*PROVIDED MATERIAL*:
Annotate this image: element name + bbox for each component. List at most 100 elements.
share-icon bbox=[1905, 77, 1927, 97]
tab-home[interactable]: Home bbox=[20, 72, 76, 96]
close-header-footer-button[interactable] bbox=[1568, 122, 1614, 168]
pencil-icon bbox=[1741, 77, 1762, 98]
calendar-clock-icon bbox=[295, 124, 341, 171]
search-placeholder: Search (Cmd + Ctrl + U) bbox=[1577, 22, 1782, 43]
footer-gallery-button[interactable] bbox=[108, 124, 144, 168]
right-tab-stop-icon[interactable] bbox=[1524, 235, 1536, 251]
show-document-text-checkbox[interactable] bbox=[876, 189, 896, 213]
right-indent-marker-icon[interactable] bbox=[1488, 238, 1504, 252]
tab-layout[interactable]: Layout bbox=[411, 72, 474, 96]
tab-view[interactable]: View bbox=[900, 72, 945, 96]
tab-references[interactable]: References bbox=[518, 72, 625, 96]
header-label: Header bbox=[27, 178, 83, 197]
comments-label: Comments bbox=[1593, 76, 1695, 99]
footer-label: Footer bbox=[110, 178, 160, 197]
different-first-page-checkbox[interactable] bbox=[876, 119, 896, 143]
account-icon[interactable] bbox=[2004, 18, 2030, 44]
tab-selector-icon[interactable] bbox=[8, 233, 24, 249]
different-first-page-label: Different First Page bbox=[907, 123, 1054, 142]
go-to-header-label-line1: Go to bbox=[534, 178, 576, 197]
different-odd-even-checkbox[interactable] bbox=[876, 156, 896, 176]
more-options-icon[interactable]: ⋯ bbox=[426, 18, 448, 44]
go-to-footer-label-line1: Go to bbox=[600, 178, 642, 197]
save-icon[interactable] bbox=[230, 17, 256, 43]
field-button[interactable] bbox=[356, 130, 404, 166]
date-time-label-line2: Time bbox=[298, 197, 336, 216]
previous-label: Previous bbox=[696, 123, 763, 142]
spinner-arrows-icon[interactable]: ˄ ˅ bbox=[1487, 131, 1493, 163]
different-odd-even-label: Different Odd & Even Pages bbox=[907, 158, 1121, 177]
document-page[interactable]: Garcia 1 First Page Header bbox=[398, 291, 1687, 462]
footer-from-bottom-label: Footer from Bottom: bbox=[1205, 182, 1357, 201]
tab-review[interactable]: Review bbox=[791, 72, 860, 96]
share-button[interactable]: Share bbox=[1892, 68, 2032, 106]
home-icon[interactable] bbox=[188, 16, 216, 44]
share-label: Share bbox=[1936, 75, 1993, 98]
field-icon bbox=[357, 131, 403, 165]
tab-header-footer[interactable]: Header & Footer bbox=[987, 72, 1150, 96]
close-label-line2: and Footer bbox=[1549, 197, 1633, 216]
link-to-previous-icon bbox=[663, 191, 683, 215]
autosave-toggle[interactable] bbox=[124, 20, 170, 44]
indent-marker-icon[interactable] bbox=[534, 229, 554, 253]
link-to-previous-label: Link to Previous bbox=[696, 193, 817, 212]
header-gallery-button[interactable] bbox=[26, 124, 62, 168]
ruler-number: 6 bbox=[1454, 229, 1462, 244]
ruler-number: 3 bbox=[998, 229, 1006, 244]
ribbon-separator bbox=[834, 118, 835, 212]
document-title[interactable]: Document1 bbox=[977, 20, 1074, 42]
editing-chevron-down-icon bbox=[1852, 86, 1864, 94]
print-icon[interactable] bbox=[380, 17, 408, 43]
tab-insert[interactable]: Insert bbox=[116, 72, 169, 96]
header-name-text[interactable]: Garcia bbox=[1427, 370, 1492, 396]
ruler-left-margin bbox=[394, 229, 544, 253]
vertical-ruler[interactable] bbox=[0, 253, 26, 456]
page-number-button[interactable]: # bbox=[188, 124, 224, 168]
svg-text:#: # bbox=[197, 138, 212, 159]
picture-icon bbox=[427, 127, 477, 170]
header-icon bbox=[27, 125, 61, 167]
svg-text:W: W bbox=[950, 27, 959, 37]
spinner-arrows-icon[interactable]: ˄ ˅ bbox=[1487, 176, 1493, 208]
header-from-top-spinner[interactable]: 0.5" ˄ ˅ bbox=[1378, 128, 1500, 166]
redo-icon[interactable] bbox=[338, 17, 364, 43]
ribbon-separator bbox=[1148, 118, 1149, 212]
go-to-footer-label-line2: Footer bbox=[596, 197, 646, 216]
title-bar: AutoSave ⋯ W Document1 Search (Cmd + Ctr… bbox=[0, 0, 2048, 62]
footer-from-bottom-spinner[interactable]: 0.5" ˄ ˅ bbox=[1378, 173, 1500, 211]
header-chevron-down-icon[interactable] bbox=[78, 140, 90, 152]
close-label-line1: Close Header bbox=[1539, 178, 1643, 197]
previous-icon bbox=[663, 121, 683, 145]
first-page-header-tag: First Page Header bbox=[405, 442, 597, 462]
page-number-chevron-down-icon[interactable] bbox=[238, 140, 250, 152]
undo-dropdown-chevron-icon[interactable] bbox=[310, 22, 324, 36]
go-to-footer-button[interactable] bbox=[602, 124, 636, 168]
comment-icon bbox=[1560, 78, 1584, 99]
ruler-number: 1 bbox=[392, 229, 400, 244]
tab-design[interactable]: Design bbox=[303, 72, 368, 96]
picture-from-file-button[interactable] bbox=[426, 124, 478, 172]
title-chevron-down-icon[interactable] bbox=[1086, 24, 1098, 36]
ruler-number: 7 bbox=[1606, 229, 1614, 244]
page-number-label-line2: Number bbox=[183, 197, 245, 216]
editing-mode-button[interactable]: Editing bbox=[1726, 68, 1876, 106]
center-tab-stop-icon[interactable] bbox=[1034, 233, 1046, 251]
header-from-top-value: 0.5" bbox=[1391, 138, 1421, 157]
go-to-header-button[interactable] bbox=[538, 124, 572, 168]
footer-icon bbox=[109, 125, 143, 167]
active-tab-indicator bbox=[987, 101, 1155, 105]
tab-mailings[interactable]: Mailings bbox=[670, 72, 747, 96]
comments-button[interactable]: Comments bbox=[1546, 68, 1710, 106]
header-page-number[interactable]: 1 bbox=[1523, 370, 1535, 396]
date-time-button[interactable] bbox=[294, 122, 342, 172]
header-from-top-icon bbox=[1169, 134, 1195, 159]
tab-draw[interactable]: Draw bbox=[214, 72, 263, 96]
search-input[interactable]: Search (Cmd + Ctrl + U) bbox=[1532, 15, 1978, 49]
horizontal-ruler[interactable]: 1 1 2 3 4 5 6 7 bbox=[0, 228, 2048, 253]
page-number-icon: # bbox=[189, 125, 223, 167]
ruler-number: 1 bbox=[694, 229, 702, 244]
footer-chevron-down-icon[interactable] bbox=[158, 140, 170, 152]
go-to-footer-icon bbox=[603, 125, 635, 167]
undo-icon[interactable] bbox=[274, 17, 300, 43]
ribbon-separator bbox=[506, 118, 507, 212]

*AIM*:
Copy the listing above line for line, without changing anything.

*SOLUTION*:
Annotate this image: element name + bbox for each component. List at most 100 elements.
share-icon bbox=[1905, 77, 1927, 97]
tab-home[interactable]: Home bbox=[20, 72, 76, 96]
close-header-footer-button[interactable] bbox=[1568, 122, 1614, 168]
pencil-icon bbox=[1741, 77, 1762, 98]
calendar-clock-icon bbox=[295, 124, 341, 171]
search-placeholder: Search (Cmd + Ctrl + U) bbox=[1577, 22, 1782, 43]
footer-gallery-button[interactable] bbox=[108, 124, 144, 168]
right-tab-stop-icon[interactable] bbox=[1524, 235, 1536, 251]
show-document-text-checkbox[interactable] bbox=[876, 189, 896, 213]
right-indent-marker-icon[interactable] bbox=[1488, 238, 1504, 252]
tab-layout[interactable]: Layout bbox=[411, 72, 474, 96]
tab-view[interactable]: View bbox=[900, 72, 945, 96]
tab-references[interactable]: References bbox=[518, 72, 625, 96]
header-label: Header bbox=[27, 178, 83, 197]
comments-label: Comments bbox=[1593, 76, 1695, 99]
footer-label: Footer bbox=[110, 178, 160, 197]
different-first-page-checkbox[interactable] bbox=[876, 119, 896, 143]
account-icon[interactable] bbox=[2004, 18, 2030, 44]
tab-selector-icon[interactable] bbox=[8, 233, 24, 249]
different-first-page-label: Different First Page bbox=[907, 123, 1054, 142]
go-to-header-label-line1: Go to bbox=[534, 178, 576, 197]
different-odd-even-checkbox[interactable] bbox=[876, 156, 896, 176]
more-options-icon[interactable]: ⋯ bbox=[426, 18, 448, 44]
go-to-footer-label-line1: Go to bbox=[600, 178, 642, 197]
save-icon[interactable] bbox=[230, 17, 256, 43]
field-button[interactable] bbox=[356, 130, 404, 166]
date-time-label-line2: Time bbox=[298, 197, 336, 216]
previous-label: Previous bbox=[696, 123, 763, 142]
spinner-arrows-icon[interactable]: ˄ ˅ bbox=[1487, 131, 1493, 163]
different-odd-even-label: Different Odd & Even Pages bbox=[907, 158, 1121, 177]
document-page[interactable]: Garcia 1 First Page Header bbox=[398, 291, 1687, 462]
footer-from-bottom-label: Footer from Bottom: bbox=[1205, 182, 1357, 201]
tab-review[interactable]: Review bbox=[791, 72, 860, 96]
share-button[interactable]: Share bbox=[1892, 68, 2032, 106]
home-icon[interactable] bbox=[188, 16, 216, 44]
share-label: Share bbox=[1936, 75, 1993, 98]
field-icon bbox=[357, 131, 403, 165]
tab-header-footer[interactable]: Header & Footer bbox=[987, 72, 1150, 96]
close-label-line2: and Footer bbox=[1549, 197, 1633, 216]
link-to-previous-icon bbox=[663, 191, 683, 215]
autosave-toggle[interactable] bbox=[124, 20, 170, 44]
indent-marker-icon[interactable] bbox=[534, 229, 554, 253]
link-to-previous-label: Link to Previous bbox=[696, 193, 817, 212]
header-gallery-button[interactable] bbox=[26, 124, 62, 168]
ruler-number: 6 bbox=[1454, 229, 1462, 244]
ruler-number: 3 bbox=[998, 229, 1006, 244]
ribbon-separator bbox=[834, 118, 835, 212]
document-title[interactable]: Document1 bbox=[977, 20, 1074, 42]
editing-chevron-down-icon bbox=[1852, 86, 1864, 94]
print-icon[interactable] bbox=[380, 17, 408, 43]
tab-insert[interactable]: Insert bbox=[116, 72, 169, 96]
header-name-text[interactable]: Garcia bbox=[1427, 370, 1492, 396]
ruler-left-margin bbox=[394, 229, 544, 253]
vertical-ruler[interactable] bbox=[0, 253, 26, 456]
page-number-button[interactable]: # bbox=[188, 124, 224, 168]
svg-text:#: # bbox=[197, 138, 212, 159]
picture-icon bbox=[427, 127, 477, 170]
header-icon bbox=[27, 125, 61, 167]
svg-text:W: W bbox=[950, 27, 959, 37]
spinner-arrows-icon[interactable]: ˄ ˅ bbox=[1487, 176, 1493, 208]
header-from-top-spinner[interactable]: 0.5" ˄ ˅ bbox=[1378, 128, 1500, 166]
redo-icon[interactable] bbox=[338, 17, 364, 43]
ribbon-separator bbox=[1148, 118, 1149, 212]
go-to-footer-label-line2: Footer bbox=[596, 197, 646, 216]
title-bar: AutoSave ⋯ W Document1 Search (Cmd + Ctr… bbox=[0, 0, 2048, 62]
footer-from-bottom-spinner[interactable]: 0.5" ˄ ˅ bbox=[1378, 173, 1500, 211]
header-chevron-down-icon[interactable] bbox=[78, 140, 90, 152]
close-label-line1: Close Header bbox=[1539, 178, 1643, 197]
previous-icon bbox=[663, 121, 683, 145]
first-page-header-tag: First Page Header bbox=[405, 442, 597, 462]
page-number-chevron-down-icon[interactable] bbox=[238, 140, 250, 152]
undo-dropdown-chevron-icon[interactable] bbox=[310, 22, 324, 36]
go-to-footer-button[interactable] bbox=[602, 124, 636, 168]
comment-icon bbox=[1560, 78, 1584, 99]
ruler-number: 1 bbox=[392, 229, 400, 244]
tab-design[interactable]: Design bbox=[303, 72, 368, 96]
picture-from-file-button[interactable] bbox=[426, 124, 478, 172]
title-chevron-down-icon[interactable] bbox=[1086, 24, 1098, 36]
ruler-number: 7 bbox=[1606, 229, 1614, 244]
page-number-label-line2: Number bbox=[183, 197, 245, 216]
editing-mode-button[interactable]: Editing bbox=[1726, 68, 1876, 106]
center-tab-stop-icon[interactable] bbox=[1034, 233, 1046, 251]
header-from-top-value: 0.5" bbox=[1391, 138, 1421, 157]
go-to-header-button[interactable] bbox=[538, 124, 572, 168]
footer-icon bbox=[109, 125, 143, 167]
active-tab-indicator bbox=[987, 101, 1155, 105]
tab-mailings[interactable]: Mailings bbox=[670, 72, 747, 96]
comments-button[interactable]: Comments bbox=[1546, 68, 1710, 106]
header-page-number[interactable]: 1 bbox=[1523, 370, 1535, 396]
date-time-button[interactable] bbox=[294, 122, 342, 172]
header-from-top-icon bbox=[1169, 134, 1195, 159]
tab-draw[interactable]: Draw bbox=[214, 72, 263, 96]
search-input[interactable]: Search (Cmd + Ctrl + U) bbox=[1532, 15, 1978, 49]
horizontal-ruler[interactable]: 1 1 2 3 4 5 6 7 bbox=[0, 228, 2048, 253]
page-number-icon: # bbox=[189, 125, 223, 167]
ruler-number: 1 bbox=[694, 229, 702, 244]
footer-chevron-down-icon[interactable] bbox=[158, 140, 170, 152]
go-to-footer-icon bbox=[603, 125, 635, 167]
undo-icon[interactable] bbox=[274, 17, 300, 43]
ribbon-separator bbox=[506, 118, 507, 212]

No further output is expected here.